* _TASK OBJECTIVE_
Copy all of the entries below line for line, exactly as they stand, but leave out the pictures.
--------------------
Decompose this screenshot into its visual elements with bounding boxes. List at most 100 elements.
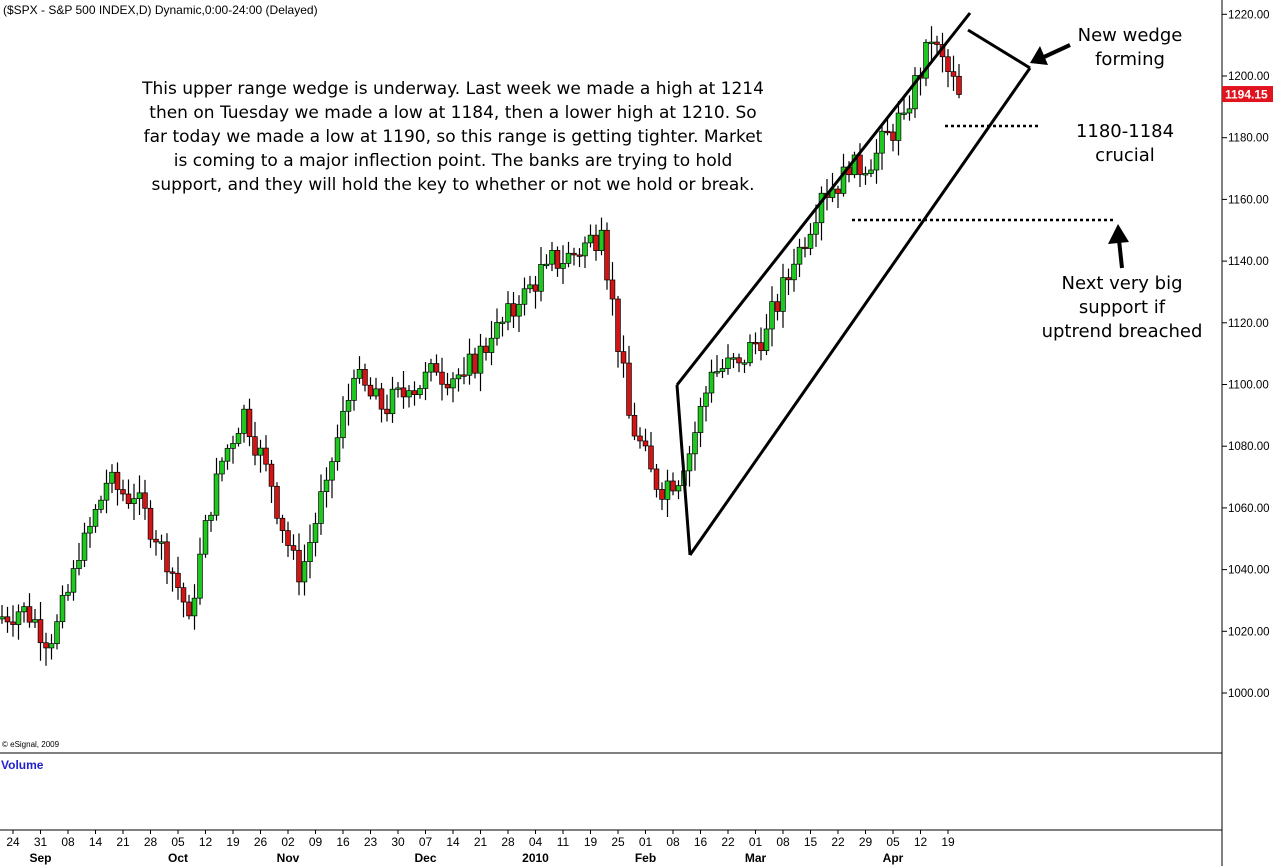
- candle-up: [48, 643, 55, 649]
- y-tick-label: 1120.00: [1228, 318, 1269, 330]
- candle-up: [879, 130, 885, 154]
- x-tick-label: 29: [859, 835, 873, 849]
- candle-up: [505, 303, 511, 323]
- candle-up: [499, 321, 506, 324]
- candle-down: [956, 75, 962, 95]
- candle-up: [21, 606, 27, 613]
- candle-down: [433, 363, 440, 373]
- support-arrow: [1108, 224, 1129, 269]
- x-tick-label: 19: [226, 835, 240, 849]
- commentary-line: is coming to a major inflection point. T…: [174, 151, 733, 171]
- candle-up: [714, 371, 720, 374]
- candle-up: [488, 337, 495, 353]
- candle-down: [554, 250, 561, 269]
- candle-down: [164, 541, 170, 573]
- candles-group: [0, 26, 962, 666]
- candle-down: [411, 390, 418, 396]
- candle-up: [664, 480, 671, 500]
- candle-up: [730, 357, 737, 360]
- y-tick-label: 1220.00: [1228, 9, 1270, 21]
- candle-down: [268, 463, 275, 487]
- x-tick-label: 16: [336, 835, 350, 849]
- x-tick-label: 08: [776, 835, 790, 849]
- commentary-line: support, and they will hold the key to w…: [152, 175, 755, 195]
- candle-up: [406, 390, 412, 398]
- x-month-label: Dec: [414, 851, 436, 865]
- candle-down: [604, 229, 610, 281]
- candle-up: [450, 378, 456, 389]
- candle-up: [81, 532, 88, 561]
- candle-up: [230, 443, 236, 449]
- candle-down: [659, 489, 665, 500]
- candle-up: [395, 387, 401, 390]
- candle-up: [15, 611, 22, 625]
- candle-up: [692, 432, 698, 455]
- x-tick-label: 23: [364, 835, 378, 849]
- candle-down: [263, 447, 269, 465]
- volume-pane-label: Volume: [1, 758, 44, 772]
- x-tick-label: 08: [61, 835, 75, 849]
- candle-up: [543, 263, 550, 267]
- candle-up: [598, 229, 605, 251]
- y-tick-label: 1020.00: [1228, 626, 1270, 638]
- candle-up: [0, 616, 5, 620]
- x-tick-label: 12: [199, 835, 213, 849]
- candle-up: [466, 353, 473, 376]
- candle-up: [807, 233, 814, 249]
- x-tick-label: 05: [886, 835, 900, 849]
- candle-up: [87, 525, 93, 534]
- candle-down: [4, 616, 11, 623]
- candle-down: [785, 277, 792, 281]
- candle-down: [26, 606, 33, 623]
- y-tick-label: 1200.00: [1228, 71, 1270, 83]
- x-tick-label: 16: [694, 835, 708, 849]
- candle-up: [725, 357, 731, 369]
- channel-lower-line: [688, 67, 1032, 556]
- candle-down: [648, 445, 654, 470]
- candle-down: [362, 369, 368, 386]
- candle-up: [455, 374, 462, 380]
- x-month-label: Feb: [635, 851, 656, 865]
- wedge-arrow: [1030, 43, 1071, 65]
- candle-down: [120, 489, 126, 495]
- candle-up: [224, 448, 231, 462]
- candle-down: [890, 131, 896, 141]
- candle-up: [307, 542, 313, 562]
- y-axis: 1000.00 1020.00 1040.00 1060.00 1080.00 1100.…: [1222, 9, 1270, 700]
- candle-down: [125, 493, 132, 505]
- x-tick-label: 21: [474, 835, 488, 849]
- candle-down: [857, 154, 863, 175]
- candle-up: [373, 388, 379, 397]
- x-tick-label: 05: [171, 835, 185, 849]
- candle-down: [774, 301, 781, 312]
- candle-down: [642, 440, 649, 447]
- candle-up: [675, 485, 682, 492]
- candle-up: [213, 473, 220, 516]
- x-tick-label: 01: [749, 835, 763, 849]
- candle-down: [934, 41, 940, 45]
- candle-down: [593, 234, 599, 251]
- x-tick-label: 24: [6, 835, 20, 849]
- candle-up: [323, 479, 330, 492]
- x-tick-label: 07: [419, 835, 433, 849]
- candle-up: [417, 388, 423, 396]
- candle-down: [653, 468, 660, 490]
- candle-up: [686, 453, 693, 472]
- candle-up: [389, 388, 396, 415]
- candle-up: [538, 264, 544, 292]
- x-tick-label: 30: [391, 835, 405, 849]
- channel-left-edge: [675, 384, 692, 556]
- candle-up: [340, 410, 346, 439]
- x-tick-label: 15: [804, 835, 818, 849]
- candle-up: [208, 514, 214, 521]
- candle-down: [367, 384, 374, 397]
- candle-down: [758, 342, 764, 352]
- candle-up: [697, 405, 704, 433]
- annotation-support-line3: uptrend breached: [1042, 321, 1203, 342]
- commentary-line: This upper range wedge is underway. Last…: [141, 79, 764, 99]
- candle-down: [626, 362, 632, 416]
- candle-down: [884, 130, 891, 134]
- x-tick-label: 02: [281, 835, 295, 849]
--------------------
* _EXERCISE RESPONSE_
Decompose this screenshot into its visual elements with bounding boxes. List at most 100 elements.
- candle-up: [48, 643, 55, 649]
- y-tick-label: 1120.00: [1228, 318, 1269, 330]
- candle-up: [879, 130, 885, 154]
- x-tick-label: 29: [859, 835, 873, 849]
- candle-up: [505, 303, 511, 323]
- candle-up: [499, 321, 506, 324]
- candle-down: [956, 75, 962, 95]
- candle-up: [21, 606, 27, 613]
- candle-down: [433, 363, 440, 373]
- support-arrow: [1108, 224, 1129, 269]
- x-tick-label: 19: [226, 835, 240, 849]
- commentary-line: is coming to a major inflection point. T…: [174, 151, 733, 171]
- candle-up: [714, 371, 720, 374]
- candle-up: [488, 337, 495, 353]
- candle-down: [554, 250, 561, 269]
- candle-down: [164, 541, 170, 573]
- candles-group: [0, 26, 962, 666]
- candle-down: [411, 390, 418, 396]
- candle-up: [664, 480, 671, 500]
- candle-up: [730, 357, 737, 360]
- y-tick-label: 1220.00: [1228, 9, 1270, 21]
- candle-down: [268, 463, 275, 487]
- x-tick-label: 16: [336, 835, 350, 849]
- x-tick-label: 08: [776, 835, 790, 849]
- commentary-line: support, and they will hold the key to w…: [152, 175, 755, 195]
- candle-up: [406, 390, 412, 398]
- x-month-label: Dec: [414, 851, 436, 865]
- candle-down: [604, 229, 610, 281]
- candle-up: [450, 378, 456, 389]
- candle-up: [81, 532, 88, 561]
- candle-up: [230, 443, 236, 449]
- candle-down: [659, 489, 665, 500]
- candle-up: [395, 387, 401, 390]
- candle-up: [15, 611, 22, 625]
- candle-up: [692, 432, 698, 455]
- x-tick-label: 23: [364, 835, 378, 849]
- candle-down: [263, 447, 269, 465]
- volume-pane-label: Volume: [1, 758, 44, 772]
- x-tick-label: 08: [61, 835, 75, 849]
- candle-up: [543, 263, 550, 267]
- candle-up: [598, 229, 605, 251]
- y-tick-label: 1020.00: [1228, 626, 1270, 638]
- candle-up: [0, 616, 5, 620]
- x-tick-label: 12: [199, 835, 213, 849]
- candle-up: [466, 353, 473, 376]
- candle-up: [807, 233, 814, 249]
- x-tick-label: 05: [886, 835, 900, 849]
- candle-up: [87, 525, 93, 534]
- candle-down: [4, 616, 11, 623]
- candle-down: [785, 277, 792, 281]
- candle-down: [26, 606, 33, 623]
- y-tick-label: 1200.00: [1228, 71, 1270, 83]
- x-tick-label: 16: [694, 835, 708, 849]
- candle-up: [725, 357, 731, 369]
- channel-lower-line: [688, 67, 1032, 556]
- candle-down: [648, 445, 654, 470]
- candle-down: [362, 369, 368, 386]
- candle-up: [455, 374, 462, 380]
- x-month-label: Feb: [635, 851, 656, 865]
- wedge-arrow: [1030, 43, 1071, 65]
- candle-down: [120, 489, 126, 495]
- candle-up: [224, 448, 231, 462]
- candle-down: [890, 131, 896, 141]
- candle-up: [307, 542, 313, 562]
- y-axis: 1000.00 1020.00 1040.00 1060.00 1080.00 1100.…: [1222, 9, 1270, 700]
- candle-down: [125, 493, 132, 505]
- x-tick-label: 21: [474, 835, 488, 849]
- candle-down: [857, 154, 863, 175]
- candle-up: [373, 388, 379, 397]
- x-tick-label: 05: [171, 835, 185, 849]
- candle-down: [774, 301, 781, 312]
- candle-down: [642, 440, 649, 447]
- candle-up: [675, 485, 682, 492]
- candle-up: [213, 473, 220, 516]
- x-tick-label: 01: [749, 835, 763, 849]
- candle-down: [934, 41, 940, 45]
- candle-down: [593, 234, 599, 251]
- x-tick-label: 24: [6, 835, 20, 849]
- candle-up: [323, 479, 330, 492]
- x-tick-label: 07: [419, 835, 433, 849]
- candle-up: [417, 388, 423, 396]
- candle-down: [653, 468, 660, 490]
- candle-up: [686, 453, 693, 472]
- candle-up: [389, 388, 396, 415]
- candle-up: [538, 264, 544, 292]
- x-tick-label: 30: [391, 835, 405, 849]
- channel-left-edge: [675, 384, 692, 556]
- candle-up: [340, 410, 346, 439]
- x-tick-label: 15: [804, 835, 818, 849]
- candle-up: [208, 514, 214, 521]
- candle-down: [367, 384, 374, 397]
- candle-down: [758, 342, 764, 352]
- candle-up: [697, 405, 704, 433]
- annotation-support-line3: uptrend breached: [1042, 321, 1203, 342]
- commentary-line: This upper range wedge is underway. Last…: [141, 79, 764, 99]
- candle-down: [626, 362, 632, 416]
- candle-down: [884, 130, 891, 134]
- x-tick-label: 02: [281, 835, 295, 849]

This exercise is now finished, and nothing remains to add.